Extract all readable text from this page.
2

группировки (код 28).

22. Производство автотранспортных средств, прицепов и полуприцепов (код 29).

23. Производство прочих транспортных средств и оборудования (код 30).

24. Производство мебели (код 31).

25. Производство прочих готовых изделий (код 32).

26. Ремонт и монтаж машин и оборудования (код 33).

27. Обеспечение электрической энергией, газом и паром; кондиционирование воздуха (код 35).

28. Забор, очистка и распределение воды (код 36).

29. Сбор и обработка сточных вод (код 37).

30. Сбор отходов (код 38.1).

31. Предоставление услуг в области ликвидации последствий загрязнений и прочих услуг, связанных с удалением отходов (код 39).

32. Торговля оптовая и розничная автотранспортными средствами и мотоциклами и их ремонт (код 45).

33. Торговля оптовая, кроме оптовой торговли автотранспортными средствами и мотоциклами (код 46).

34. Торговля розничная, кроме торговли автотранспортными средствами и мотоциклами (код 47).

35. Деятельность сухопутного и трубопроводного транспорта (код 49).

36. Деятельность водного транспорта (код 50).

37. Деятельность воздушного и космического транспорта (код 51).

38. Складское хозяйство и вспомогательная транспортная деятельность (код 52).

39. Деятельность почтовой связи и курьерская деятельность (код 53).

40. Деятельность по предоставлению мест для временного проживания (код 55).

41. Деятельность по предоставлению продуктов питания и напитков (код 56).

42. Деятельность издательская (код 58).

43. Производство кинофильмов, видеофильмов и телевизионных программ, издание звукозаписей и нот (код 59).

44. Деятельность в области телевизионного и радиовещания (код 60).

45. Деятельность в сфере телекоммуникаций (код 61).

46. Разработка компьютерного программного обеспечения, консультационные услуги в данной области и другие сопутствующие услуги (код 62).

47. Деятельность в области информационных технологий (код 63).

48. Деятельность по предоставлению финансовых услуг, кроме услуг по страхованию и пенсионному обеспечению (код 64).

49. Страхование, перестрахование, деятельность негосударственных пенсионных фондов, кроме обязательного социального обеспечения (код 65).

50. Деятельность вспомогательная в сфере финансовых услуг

Given exercise. Retype the whole listing, matching it exactly.

Solution to this problem.
Extract all readable text from this page.
2

группировки (код 28).

22. Производство автотранспортных средств, прицепов и полуприцепов (код 29).

23. Производство прочих транспортных средств и оборудования (код 30).

24. Производство мебели (код 31).

25. Производство прочих готовых изделий (код 32).

26. Ремонт и монтаж машин и оборудования (код 33).

27. Обеспечение электрической энергией, газом и паром; кондиционирование воздуха (код 35).

28. Забор, очистка и распределение воды (код 36).

29. Сбор и обработка сточных вод (код 37).

30. Сбор отходов (код 38.1).

31. Предоставление услуг в области ликвидации последствий загрязнений и прочих услуг, связанных с удалением отходов (код 39).

32. Торговля оптовая и розничная автотранспортными средствами и мотоциклами и их ремонт (код 45).

33. Торговля оптовая, кроме оптовой торговли автотранспортными средствами и мотоциклами (код 46).

34. Торговля розничная, кроме торговли автотранспортными средствами и мотоциклами (код 47).

35. Деятельность сухопутного и трубопроводного транспорта (код 49).

36. Деятельность водного транспорта (код 50).

37. Деятельность воздушного и космического транспорта (код 51).

38. Складское хозяйство и вспомогательная транспортная деятельность (код 52).

39. Деятельность почтовой связи и курьерская деятельность (код 53).

40. Деятельность по предоставлению мест для временного проживания (код 55).

41. Деятельность по предоставлению продуктов питания и напитков (код 56).

42. Деятельность издательская (код 58).

43. Производство кинофильмов, видеофильмов и телевизионных программ, издание звукозаписей и нот (код 59).

44. Деятельность в области телевизионного и радиовещания (код 60).

45. Деятельность в сфере телекоммуникаций (код 61).

46. Разработка компьютерного программного обеспечения, консультационные услуги в данной области и другие сопутствующие услуги (код 62).

47. Деятельность в области информационных технологий (код 63).

48. Деятельность по предоставлению финансовых услуг, кроме услуг по страхованию и пенсионному обеспечению (код 64).

49. Страхование, перестрахование, деятельность негосударственных пенсионных фондов, кроме обязательного социального обеспечения (код 65).

50. Деятельность вспомогательная в сфере финансовых услуг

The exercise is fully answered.